### Text section
----
Sepia photo of Alfred Hearps William Scott standing near a sign saying Ferme du Mouquet William Scott kneeling near a tree where a small Australian flag is planted in the ground

Following in the footsteps of Alfred Hearps

Scotch Oakburn College student William Scott researched Second Lieutenant Alfred Hearps for the Frank MacDonald Study Tour 2019. The tour provided William with an opportunity to travel to the Western Front and visit significant sites where Second Lieutenant Alfred Hearps served during World War One.

About Alfred John Hearps

Alfred John Hearps was a strong and determined man, who was prepared to defend what he stood for and the land that he loved.

Alfred was of Aboriginal heritage, and was a direct descendent of Mannalargenna, one of the greatest native Tasmanian leaders and warriors.

Alfred served with the 12th Battalion that rushed the shores of Gallipoli early in the morning of 25 April 1915. Alfred survived the campaign without obtaining any physical wounds. Like many of the other soldiers however, it was the mental strain that took its toll. In late July, he was evacuated from Gallipoli and hospitalised in Alexandria. Though he was diagnosed with a variety of things, it was most likely that he was suffering from both shell shock and poor health as a result of the horrible living conditions on the peninsula in Turkey.

The 12th Battalion fought bloody battles on the Somme, in France. In mid-August 1916, the 12th Battalion fought in the battle at Mouquet Farm.

During the battle, things did not go according to plan. Second Lieutenant Alfred John Hearps fell to the ground, shot in the neck. Private Arthur Bean, 26, stayed with Alfred for half an hour, offering whatever support he could. When it became far too dangerous for Private Bean to stay, he returned to the Australian lines, pleading for a chance to recover Second Lieutenant Hearps’ body. Given the situation, the requests were denied. It was that next morning that Alfred never answered to the roll call and was marked as missing.

Body could not be located

William Scott at a memorial wall containing many inscribed World War One soldiers' names

Second Lieutenant Alfred Hearps was one of 6,000 ANZAC casualties at Mouquet Farm.

Alfred’s mother, Eva, was "torn apart" when she heard what had happened to her son. Eva was forced to come to terms with the fact that Alfred’s body could not be located and that the inscription that she had lovingly written would not be published.

Second Lieutenant Hearps has no known grave and is commemorated on the Villers-Bretonneux Memorial in France.

William Scott, of Scotch Oakburn College, researched Alfred John Hearps for the Frank MacDonald Study Tour 2019. During the tour, William visited Mouquet Farm, in France.
----
### Questions
[a] Give every section heading in the text on Alfred Hearps.
[b] Copy the part of the text on Alfred Hearps from "Sepia photo of" to "leaders and warriors." word for word.
The rows that follow have no connection to the text on Alfred Hearps.

### Source information
----
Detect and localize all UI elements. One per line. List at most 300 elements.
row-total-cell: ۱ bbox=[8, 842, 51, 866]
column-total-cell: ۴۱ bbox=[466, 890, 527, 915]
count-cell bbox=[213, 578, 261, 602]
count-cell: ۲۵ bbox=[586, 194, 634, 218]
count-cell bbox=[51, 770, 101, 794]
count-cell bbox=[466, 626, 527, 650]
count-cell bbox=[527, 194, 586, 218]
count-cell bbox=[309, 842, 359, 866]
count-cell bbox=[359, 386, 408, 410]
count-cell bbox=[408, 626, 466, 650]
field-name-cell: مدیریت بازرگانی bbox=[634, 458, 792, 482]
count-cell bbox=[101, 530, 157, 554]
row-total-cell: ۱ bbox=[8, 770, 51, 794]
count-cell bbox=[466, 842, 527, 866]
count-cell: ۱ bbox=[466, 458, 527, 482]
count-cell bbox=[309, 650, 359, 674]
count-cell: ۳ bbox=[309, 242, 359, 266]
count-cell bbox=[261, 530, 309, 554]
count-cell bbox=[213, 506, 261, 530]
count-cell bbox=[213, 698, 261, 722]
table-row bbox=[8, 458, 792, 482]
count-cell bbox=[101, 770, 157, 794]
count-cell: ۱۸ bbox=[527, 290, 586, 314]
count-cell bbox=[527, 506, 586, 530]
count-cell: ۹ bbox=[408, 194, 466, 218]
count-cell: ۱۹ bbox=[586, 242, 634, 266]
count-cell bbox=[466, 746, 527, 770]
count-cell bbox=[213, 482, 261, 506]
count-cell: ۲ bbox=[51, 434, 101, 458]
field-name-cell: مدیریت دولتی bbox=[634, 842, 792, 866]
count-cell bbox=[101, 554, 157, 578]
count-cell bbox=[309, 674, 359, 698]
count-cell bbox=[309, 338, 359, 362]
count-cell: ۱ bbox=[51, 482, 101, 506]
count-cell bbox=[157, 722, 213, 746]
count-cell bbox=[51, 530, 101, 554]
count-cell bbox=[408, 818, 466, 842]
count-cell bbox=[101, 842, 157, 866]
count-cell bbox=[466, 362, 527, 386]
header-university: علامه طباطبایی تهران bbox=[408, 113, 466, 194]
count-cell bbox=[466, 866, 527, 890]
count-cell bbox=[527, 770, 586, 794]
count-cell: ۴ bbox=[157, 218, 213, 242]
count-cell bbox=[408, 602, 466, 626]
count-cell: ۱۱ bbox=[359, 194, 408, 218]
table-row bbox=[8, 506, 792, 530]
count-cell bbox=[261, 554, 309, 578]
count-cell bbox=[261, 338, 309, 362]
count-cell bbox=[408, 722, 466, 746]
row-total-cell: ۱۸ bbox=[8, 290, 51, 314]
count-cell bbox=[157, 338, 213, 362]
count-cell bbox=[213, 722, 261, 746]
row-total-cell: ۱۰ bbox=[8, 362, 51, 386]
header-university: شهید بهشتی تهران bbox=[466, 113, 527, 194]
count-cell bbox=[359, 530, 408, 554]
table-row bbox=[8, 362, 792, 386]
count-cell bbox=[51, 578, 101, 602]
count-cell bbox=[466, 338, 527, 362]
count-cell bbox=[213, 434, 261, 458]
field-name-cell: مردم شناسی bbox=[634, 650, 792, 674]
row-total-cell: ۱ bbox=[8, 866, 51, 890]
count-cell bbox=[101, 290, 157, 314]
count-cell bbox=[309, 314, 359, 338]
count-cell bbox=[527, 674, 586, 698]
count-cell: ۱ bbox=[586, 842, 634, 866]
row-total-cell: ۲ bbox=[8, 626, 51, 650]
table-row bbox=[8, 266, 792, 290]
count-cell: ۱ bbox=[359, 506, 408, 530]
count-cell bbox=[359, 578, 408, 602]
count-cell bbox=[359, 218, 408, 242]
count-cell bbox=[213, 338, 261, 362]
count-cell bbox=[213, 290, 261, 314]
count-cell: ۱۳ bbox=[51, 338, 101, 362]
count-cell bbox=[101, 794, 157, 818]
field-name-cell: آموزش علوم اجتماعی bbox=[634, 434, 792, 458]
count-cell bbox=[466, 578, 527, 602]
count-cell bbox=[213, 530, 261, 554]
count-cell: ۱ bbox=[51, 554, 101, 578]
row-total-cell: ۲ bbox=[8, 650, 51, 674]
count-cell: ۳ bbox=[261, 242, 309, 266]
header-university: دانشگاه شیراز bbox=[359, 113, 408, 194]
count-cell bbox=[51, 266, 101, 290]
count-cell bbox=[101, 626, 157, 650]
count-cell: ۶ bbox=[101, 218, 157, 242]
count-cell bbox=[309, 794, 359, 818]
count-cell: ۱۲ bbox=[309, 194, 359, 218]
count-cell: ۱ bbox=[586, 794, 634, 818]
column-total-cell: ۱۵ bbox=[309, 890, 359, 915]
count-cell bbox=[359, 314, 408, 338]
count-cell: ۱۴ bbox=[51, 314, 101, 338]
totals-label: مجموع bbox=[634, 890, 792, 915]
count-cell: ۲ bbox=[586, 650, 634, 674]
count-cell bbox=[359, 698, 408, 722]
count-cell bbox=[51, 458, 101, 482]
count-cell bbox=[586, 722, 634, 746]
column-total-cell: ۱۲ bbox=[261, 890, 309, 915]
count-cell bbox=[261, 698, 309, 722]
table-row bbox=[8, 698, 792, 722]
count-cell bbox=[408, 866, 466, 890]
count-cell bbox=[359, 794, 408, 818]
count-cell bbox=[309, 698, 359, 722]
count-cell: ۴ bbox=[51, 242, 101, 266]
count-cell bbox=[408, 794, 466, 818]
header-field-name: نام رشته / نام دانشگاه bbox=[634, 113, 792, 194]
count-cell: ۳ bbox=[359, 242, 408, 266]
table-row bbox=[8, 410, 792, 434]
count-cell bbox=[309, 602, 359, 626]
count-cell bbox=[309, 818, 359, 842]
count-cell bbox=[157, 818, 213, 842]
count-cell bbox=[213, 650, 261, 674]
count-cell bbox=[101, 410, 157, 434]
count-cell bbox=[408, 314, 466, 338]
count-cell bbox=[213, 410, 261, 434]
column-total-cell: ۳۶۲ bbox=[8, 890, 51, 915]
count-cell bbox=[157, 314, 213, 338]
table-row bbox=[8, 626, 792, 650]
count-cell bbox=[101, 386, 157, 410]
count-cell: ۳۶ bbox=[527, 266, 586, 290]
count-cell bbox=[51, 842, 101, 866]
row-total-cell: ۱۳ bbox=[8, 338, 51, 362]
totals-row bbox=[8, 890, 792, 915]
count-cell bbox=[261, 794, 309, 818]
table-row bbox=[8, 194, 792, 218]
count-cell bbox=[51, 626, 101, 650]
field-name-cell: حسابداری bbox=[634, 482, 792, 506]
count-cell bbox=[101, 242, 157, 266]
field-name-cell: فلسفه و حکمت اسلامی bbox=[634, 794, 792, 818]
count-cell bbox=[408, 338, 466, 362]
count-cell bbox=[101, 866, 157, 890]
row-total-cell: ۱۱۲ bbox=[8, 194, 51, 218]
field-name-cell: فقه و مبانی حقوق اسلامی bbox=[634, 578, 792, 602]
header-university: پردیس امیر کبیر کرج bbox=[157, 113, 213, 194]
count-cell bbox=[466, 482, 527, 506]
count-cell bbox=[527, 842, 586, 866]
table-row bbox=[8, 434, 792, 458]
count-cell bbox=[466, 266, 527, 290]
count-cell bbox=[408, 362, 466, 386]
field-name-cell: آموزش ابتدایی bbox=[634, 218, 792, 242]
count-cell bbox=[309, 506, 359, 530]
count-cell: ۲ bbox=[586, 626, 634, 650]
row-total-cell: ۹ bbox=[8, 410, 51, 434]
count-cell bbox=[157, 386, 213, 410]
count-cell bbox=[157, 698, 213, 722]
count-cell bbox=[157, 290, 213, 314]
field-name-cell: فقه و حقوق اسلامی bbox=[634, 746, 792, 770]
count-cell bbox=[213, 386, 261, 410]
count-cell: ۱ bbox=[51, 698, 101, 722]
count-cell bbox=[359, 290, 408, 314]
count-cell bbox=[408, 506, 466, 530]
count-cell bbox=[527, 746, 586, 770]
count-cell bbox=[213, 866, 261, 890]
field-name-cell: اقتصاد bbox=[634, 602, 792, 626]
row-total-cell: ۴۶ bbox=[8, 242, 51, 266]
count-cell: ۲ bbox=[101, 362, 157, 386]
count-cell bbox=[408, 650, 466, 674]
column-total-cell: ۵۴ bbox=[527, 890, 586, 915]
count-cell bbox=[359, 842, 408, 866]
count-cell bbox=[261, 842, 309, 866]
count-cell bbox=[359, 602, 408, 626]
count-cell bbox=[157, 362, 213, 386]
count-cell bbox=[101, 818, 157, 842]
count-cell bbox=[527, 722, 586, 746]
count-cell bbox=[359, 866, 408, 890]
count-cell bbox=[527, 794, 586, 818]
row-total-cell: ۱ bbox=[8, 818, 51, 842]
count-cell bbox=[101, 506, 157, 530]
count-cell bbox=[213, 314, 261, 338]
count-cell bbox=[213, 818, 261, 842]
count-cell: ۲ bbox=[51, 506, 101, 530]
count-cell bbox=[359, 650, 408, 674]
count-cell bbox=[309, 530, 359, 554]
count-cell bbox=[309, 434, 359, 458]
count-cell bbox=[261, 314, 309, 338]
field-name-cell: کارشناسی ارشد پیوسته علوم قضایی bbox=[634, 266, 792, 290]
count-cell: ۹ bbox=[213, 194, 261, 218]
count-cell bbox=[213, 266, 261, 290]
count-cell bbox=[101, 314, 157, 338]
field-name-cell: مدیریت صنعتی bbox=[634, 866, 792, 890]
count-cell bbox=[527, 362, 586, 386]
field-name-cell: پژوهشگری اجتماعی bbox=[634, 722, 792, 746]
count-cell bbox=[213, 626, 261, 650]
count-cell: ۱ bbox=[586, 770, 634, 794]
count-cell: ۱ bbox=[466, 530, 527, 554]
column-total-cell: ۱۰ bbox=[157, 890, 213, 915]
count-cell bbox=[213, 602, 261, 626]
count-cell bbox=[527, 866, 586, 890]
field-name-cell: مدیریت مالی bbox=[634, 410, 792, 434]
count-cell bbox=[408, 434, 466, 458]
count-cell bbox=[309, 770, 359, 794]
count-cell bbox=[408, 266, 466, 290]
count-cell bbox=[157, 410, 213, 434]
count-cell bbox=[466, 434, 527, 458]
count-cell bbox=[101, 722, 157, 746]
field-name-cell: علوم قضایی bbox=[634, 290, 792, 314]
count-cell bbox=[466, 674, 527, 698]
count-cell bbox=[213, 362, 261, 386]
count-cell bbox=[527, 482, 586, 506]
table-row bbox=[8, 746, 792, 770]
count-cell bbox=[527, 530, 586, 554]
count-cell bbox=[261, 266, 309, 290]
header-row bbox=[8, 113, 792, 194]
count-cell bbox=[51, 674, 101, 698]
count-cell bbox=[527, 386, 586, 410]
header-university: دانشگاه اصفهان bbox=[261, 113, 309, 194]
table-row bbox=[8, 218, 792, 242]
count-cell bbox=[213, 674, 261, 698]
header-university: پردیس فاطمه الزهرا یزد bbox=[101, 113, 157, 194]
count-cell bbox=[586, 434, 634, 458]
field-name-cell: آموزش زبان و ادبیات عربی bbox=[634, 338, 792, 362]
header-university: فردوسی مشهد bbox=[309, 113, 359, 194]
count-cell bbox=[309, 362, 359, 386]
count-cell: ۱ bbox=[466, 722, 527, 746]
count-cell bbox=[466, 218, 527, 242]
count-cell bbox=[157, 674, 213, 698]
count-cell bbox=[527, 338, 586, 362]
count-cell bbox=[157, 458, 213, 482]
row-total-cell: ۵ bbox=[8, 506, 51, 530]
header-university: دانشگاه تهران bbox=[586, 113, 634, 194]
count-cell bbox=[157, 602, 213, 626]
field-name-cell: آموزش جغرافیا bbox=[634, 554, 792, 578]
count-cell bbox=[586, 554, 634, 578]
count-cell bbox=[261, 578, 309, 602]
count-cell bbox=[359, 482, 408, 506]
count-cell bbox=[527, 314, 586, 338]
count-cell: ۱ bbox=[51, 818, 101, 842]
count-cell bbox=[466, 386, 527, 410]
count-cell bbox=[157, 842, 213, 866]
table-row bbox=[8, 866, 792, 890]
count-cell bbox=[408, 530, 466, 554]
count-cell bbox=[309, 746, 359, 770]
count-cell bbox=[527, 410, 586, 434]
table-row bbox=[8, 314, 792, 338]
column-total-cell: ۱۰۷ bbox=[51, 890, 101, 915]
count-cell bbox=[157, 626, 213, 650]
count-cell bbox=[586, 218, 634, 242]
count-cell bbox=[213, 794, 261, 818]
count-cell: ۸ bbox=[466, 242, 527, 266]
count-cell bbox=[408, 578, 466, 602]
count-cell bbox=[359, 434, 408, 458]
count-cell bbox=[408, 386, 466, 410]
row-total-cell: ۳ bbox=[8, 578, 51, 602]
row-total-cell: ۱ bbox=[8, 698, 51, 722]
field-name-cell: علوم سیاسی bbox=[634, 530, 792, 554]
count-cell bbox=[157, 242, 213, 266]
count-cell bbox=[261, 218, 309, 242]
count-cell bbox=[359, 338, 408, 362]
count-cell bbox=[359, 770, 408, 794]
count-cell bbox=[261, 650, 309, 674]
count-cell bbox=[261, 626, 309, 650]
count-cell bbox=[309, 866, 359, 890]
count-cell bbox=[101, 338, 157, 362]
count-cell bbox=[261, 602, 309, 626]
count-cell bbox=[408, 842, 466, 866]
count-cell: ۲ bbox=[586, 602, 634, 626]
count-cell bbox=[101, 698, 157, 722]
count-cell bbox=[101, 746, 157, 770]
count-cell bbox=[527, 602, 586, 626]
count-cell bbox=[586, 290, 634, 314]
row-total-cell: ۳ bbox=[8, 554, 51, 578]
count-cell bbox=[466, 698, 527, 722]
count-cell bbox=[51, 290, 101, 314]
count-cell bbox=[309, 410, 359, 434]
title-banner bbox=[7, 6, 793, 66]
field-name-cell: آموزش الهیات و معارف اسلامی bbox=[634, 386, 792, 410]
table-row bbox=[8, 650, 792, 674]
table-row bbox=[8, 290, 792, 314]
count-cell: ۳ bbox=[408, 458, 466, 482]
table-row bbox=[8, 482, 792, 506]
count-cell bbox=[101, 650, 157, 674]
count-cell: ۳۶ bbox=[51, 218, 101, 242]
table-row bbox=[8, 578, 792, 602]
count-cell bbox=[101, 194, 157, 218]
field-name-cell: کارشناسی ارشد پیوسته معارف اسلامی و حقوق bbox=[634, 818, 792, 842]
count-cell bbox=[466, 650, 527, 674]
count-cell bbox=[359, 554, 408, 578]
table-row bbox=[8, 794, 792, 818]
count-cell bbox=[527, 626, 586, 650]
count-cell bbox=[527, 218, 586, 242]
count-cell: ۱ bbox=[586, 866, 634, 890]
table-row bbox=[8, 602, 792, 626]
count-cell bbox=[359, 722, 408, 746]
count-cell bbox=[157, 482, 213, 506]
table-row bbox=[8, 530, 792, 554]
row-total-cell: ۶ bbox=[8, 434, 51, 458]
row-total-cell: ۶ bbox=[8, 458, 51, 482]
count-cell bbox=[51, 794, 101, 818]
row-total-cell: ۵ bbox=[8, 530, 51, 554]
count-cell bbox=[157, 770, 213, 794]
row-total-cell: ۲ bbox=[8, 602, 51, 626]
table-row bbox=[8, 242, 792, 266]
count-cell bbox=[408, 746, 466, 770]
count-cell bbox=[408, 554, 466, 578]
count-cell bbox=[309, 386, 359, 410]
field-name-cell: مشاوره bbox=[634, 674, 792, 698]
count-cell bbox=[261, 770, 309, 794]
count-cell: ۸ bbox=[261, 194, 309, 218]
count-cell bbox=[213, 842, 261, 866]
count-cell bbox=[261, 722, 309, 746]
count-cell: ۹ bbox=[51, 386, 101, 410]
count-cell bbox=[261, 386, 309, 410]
----
### Solved tasks
[a]
Following in the footsteps of Alfred Hearps
About Alfred John Hearps
Body could not be located

[b]
Sepia photo of Alfred Hearps William Scott standing near a sign saying Ferme du Mouquet William Scott kneeling near a tree where a small Australian flag is planted in the ground

Following in the footsteps of Alfred Hearps

Scotch Oakburn College student William Scott researched Second Lieutenant Alfred Hearps for the Frank MacDonald Study Tour 2019. The tour provided William with an opportunity to travel to the Western Front and visit significant sites where Second Lieutenant Alfred Hearps served during World War One.

About Alfred John Hearps

Alfred John Hearps was a strong and determined man, who was prepared to defend what he stood for and the land that he loved.

Alfred was of Aboriginal heritage, and was a direct descendent of Mannalargenna, one of the greatest native Tasmanian leaders and warriors.